** Task prompt **
Quote the entire listing below exactly, line by line, and leave out the pictures.
-- START OF Extracted records --
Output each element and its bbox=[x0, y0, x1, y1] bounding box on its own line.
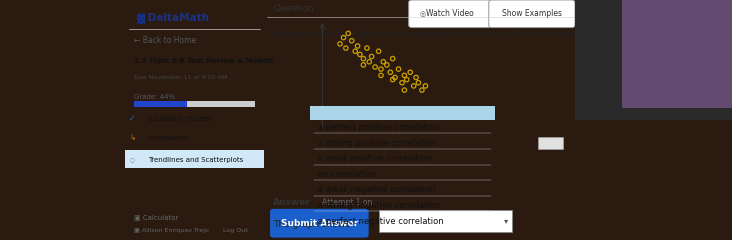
Point bbox=[386, 78, 398, 82]
Point bbox=[389, 76, 401, 79]
FancyBboxPatch shape bbox=[270, 209, 369, 238]
Text: 2.3 Topic 6-8 Test Review & Models: 2.3 Topic 6-8 Test Review & Models bbox=[134, 58, 274, 64]
Text: a weak negative correlation: a weak negative correlation bbox=[318, 186, 435, 194]
Point bbox=[384, 70, 396, 74]
Point bbox=[369, 65, 381, 69]
Text: Answer: Answer bbox=[273, 198, 311, 207]
Text: ▣ Calculator: ▣ Calculator bbox=[134, 214, 178, 220]
Text: ○: ○ bbox=[130, 157, 134, 162]
Text: ↳: ↳ bbox=[130, 133, 135, 143]
Text: ← Back to Home: ← Back to Home bbox=[134, 36, 195, 45]
Text: Attempt 1 on: Attempt 1 on bbox=[322, 198, 373, 207]
Bar bbox=[134, 101, 187, 107]
Point bbox=[404, 70, 416, 74]
Point bbox=[413, 81, 425, 85]
Text: a weak positive correlation: a weak positive correlation bbox=[318, 154, 431, 163]
Text: ▓ DeltaMath: ▓ DeltaMath bbox=[136, 12, 209, 23]
Text: Equations of Lines: Equations of Lines bbox=[148, 116, 212, 122]
Point bbox=[398, 88, 410, 92]
Point bbox=[416, 88, 427, 92]
Text: The graph shows: The graph shows bbox=[273, 220, 350, 228]
Point bbox=[346, 39, 357, 43]
Bar bbox=[134, 101, 255, 107]
FancyBboxPatch shape bbox=[408, 0, 492, 28]
Text: Due November 11 at 9:05 AM ,: Due November 11 at 9:05 AM , bbox=[134, 74, 231, 79]
Point bbox=[361, 46, 373, 50]
Text: Watch Video: Watch Video bbox=[426, 9, 474, 18]
Point bbox=[351, 44, 363, 48]
FancyBboxPatch shape bbox=[379, 210, 512, 232]
Point bbox=[366, 54, 378, 58]
Text: no correlation: no correlation bbox=[318, 170, 376, 179]
Point bbox=[378, 60, 389, 64]
Text: ✓: ✓ bbox=[130, 114, 135, 123]
Point bbox=[401, 78, 413, 82]
Point bbox=[343, 31, 354, 35]
Point bbox=[408, 84, 419, 88]
Text: a strong positive correlation: a strong positive correlation bbox=[318, 139, 436, 148]
Point bbox=[396, 81, 408, 85]
Point bbox=[354, 53, 366, 56]
Text: Determine the type of correlation represented in the scatter plot below.: Determine the type of correlation repres… bbox=[273, 30, 576, 39]
Text: Inequalities: Inequalities bbox=[148, 135, 189, 141]
Point bbox=[373, 49, 384, 53]
Point bbox=[381, 63, 392, 67]
Text: Submit Answer: Submit Answer bbox=[281, 219, 358, 228]
Bar bbox=[575, 0, 732, 120]
Point bbox=[398, 73, 410, 77]
Bar bbox=[310, 106, 495, 120]
Point bbox=[337, 36, 349, 40]
Text: Show Examples: Show Examples bbox=[502, 9, 562, 18]
Point bbox=[357, 63, 369, 67]
Point bbox=[357, 57, 369, 60]
Point bbox=[419, 84, 431, 88]
Point bbox=[410, 76, 422, 79]
FancyBboxPatch shape bbox=[489, 0, 575, 28]
Text: Question: Question bbox=[273, 4, 313, 13]
Point bbox=[363, 60, 375, 64]
Point bbox=[349, 49, 361, 53]
Text: Grade: 44%: Grade: 44% bbox=[134, 94, 175, 100]
Point bbox=[334, 42, 346, 46]
Text: a strong negative correlation: a strong negative correlation bbox=[318, 201, 440, 210]
Bar bbox=[622, 0, 732, 108]
Text: Log Out: Log Out bbox=[223, 228, 247, 233]
Text: a perfect negative correlation: a perfect negative correlation bbox=[318, 217, 443, 226]
Point bbox=[392, 67, 404, 71]
Point bbox=[375, 67, 386, 71]
Text: ◎: ◎ bbox=[419, 11, 425, 17]
Bar bbox=[538, 137, 563, 149]
Point bbox=[340, 46, 351, 50]
Bar bbox=[125, 150, 264, 168]
Text: ▣ Allison Enriquez Trejo: ▣ Allison Enriquez Trejo bbox=[134, 228, 209, 233]
Text: a perfect positive correlation: a perfect positive correlation bbox=[318, 123, 439, 132]
Point bbox=[386, 57, 398, 60]
Text: Trendlines and Scatterplots: Trendlines and Scatterplots bbox=[148, 156, 243, 163]
Point bbox=[375, 73, 386, 77]
Text: ▾: ▾ bbox=[504, 216, 509, 225]
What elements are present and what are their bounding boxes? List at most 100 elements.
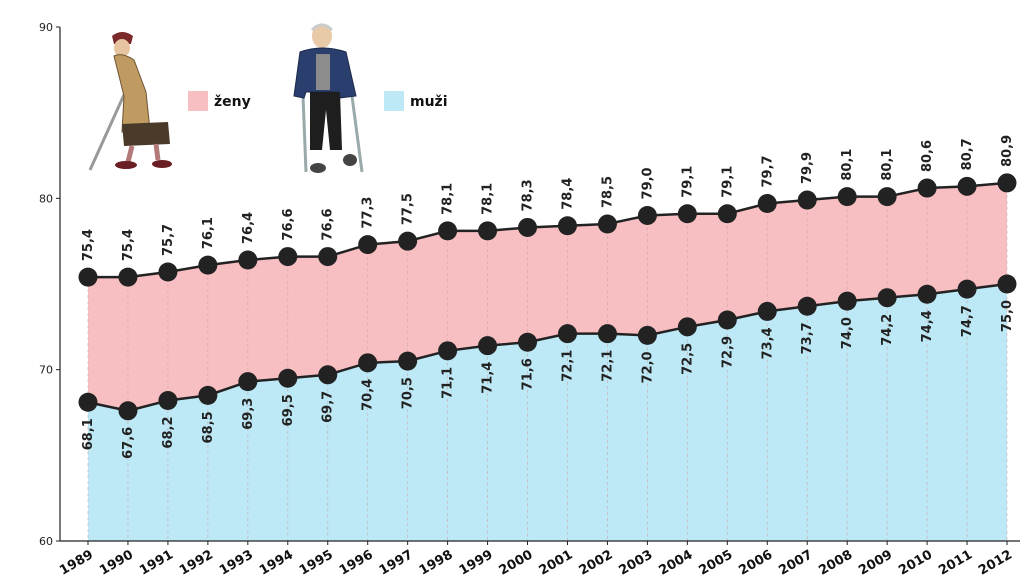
-- END OF Extracted records --
** The answer **
Output each element and its bbox=[x0, y0, x1, y1] bounding box on its own line.
Point bbox=[386, 78, 398, 82]
Point bbox=[389, 76, 401, 79]
FancyBboxPatch shape bbox=[270, 209, 369, 238]
Text: 2.3 Topic 6-8 Test Review & Models: 2.3 Topic 6-8 Test Review & Models bbox=[134, 58, 274, 64]
Text: a weak negative correlation: a weak negative correlation bbox=[318, 186, 435, 194]
Point bbox=[384, 70, 396, 74]
Point bbox=[369, 65, 381, 69]
Text: Answer: Answer bbox=[273, 198, 311, 207]
Text: ▣ Calculator: ▣ Calculator bbox=[134, 214, 178, 220]
Text: ○: ○ bbox=[130, 157, 134, 162]
Text: ↳: ↳ bbox=[130, 133, 135, 143]
Text: ← Back to Home: ← Back to Home bbox=[134, 36, 195, 45]
Text: Attempt 1 on: Attempt 1 on bbox=[322, 198, 373, 207]
Bar bbox=[134, 101, 187, 107]
Point bbox=[404, 70, 416, 74]
Point bbox=[413, 81, 425, 85]
Text: a weak positive correlation: a weak positive correlation bbox=[318, 154, 431, 163]
Text: ▓ DeltaMath: ▓ DeltaMath bbox=[136, 12, 209, 23]
Text: Equations of Lines: Equations of Lines bbox=[148, 116, 212, 122]
Point bbox=[398, 88, 410, 92]
Point bbox=[416, 88, 427, 92]
Text: The graph shows: The graph shows bbox=[273, 220, 350, 228]
Point bbox=[346, 39, 357, 43]
Bar bbox=[134, 101, 255, 107]
FancyBboxPatch shape bbox=[408, 0, 492, 28]
Text: Due November 11 at 9:05 AM ,: Due November 11 at 9:05 AM , bbox=[134, 74, 231, 79]
Point bbox=[361, 46, 373, 50]
Text: Watch Video: Watch Video bbox=[426, 9, 474, 18]
Point bbox=[351, 44, 363, 48]
FancyBboxPatch shape bbox=[379, 210, 512, 232]
Point bbox=[366, 54, 378, 58]
Text: no correlation: no correlation bbox=[318, 170, 376, 179]
Point bbox=[378, 60, 389, 64]
Text: ✓: ✓ bbox=[130, 114, 135, 123]
Point bbox=[401, 78, 413, 82]
Point bbox=[343, 31, 354, 35]
Point bbox=[408, 84, 419, 88]
Text: a strong positive correlation: a strong positive correlation bbox=[318, 139, 436, 148]
Point bbox=[396, 81, 408, 85]
Point bbox=[354, 53, 366, 56]
Text: Determine the type of correlation represented in the scatter plot below.: Determine the type of correlation repres… bbox=[273, 30, 576, 39]
Text: Inequalities: Inequalities bbox=[148, 135, 189, 141]
Point bbox=[373, 49, 384, 53]
Point bbox=[381, 63, 392, 67]
Text: Submit Answer: Submit Answer bbox=[281, 219, 358, 228]
Bar bbox=[575, 0, 732, 120]
Point bbox=[398, 73, 410, 77]
Bar bbox=[310, 106, 495, 120]
Point bbox=[337, 36, 349, 40]
Text: Show Examples: Show Examples bbox=[502, 9, 562, 18]
Point bbox=[357, 63, 369, 67]
Point bbox=[357, 57, 369, 60]
Point bbox=[419, 84, 431, 88]
Point bbox=[410, 76, 422, 79]
FancyBboxPatch shape bbox=[489, 0, 575, 28]
Text: Question: Question bbox=[273, 4, 313, 13]
Point bbox=[363, 60, 375, 64]
Point bbox=[349, 49, 361, 53]
Text: Grade: 44%: Grade: 44% bbox=[134, 94, 175, 100]
Point bbox=[334, 42, 346, 46]
Text: a strong negative correlation: a strong negative correlation bbox=[318, 201, 440, 210]
Bar bbox=[622, 0, 732, 108]
Text: Log Out: Log Out bbox=[223, 228, 247, 233]
Text: a perfect negative correlation: a perfect negative correlation bbox=[318, 217, 443, 226]
Point bbox=[392, 67, 404, 71]
Point bbox=[375, 67, 386, 71]
Text: ◎: ◎ bbox=[419, 11, 425, 17]
Bar bbox=[538, 137, 563, 149]
Point bbox=[340, 46, 351, 50]
Bar bbox=[125, 150, 264, 168]
Text: ▣ Allison Enriquez Trejo: ▣ Allison Enriquez Trejo bbox=[134, 228, 209, 233]
Text: a perfect positive correlation: a perfect positive correlation bbox=[318, 123, 439, 132]
Point bbox=[386, 57, 398, 60]
Text: Trendlines and Scatterplots: Trendlines and Scatterplots bbox=[148, 156, 243, 163]
Point bbox=[375, 73, 386, 77]
Text: ▾: ▾ bbox=[504, 216, 509, 225]
What elements are present and what are their bounding boxes? List at most 100 elements.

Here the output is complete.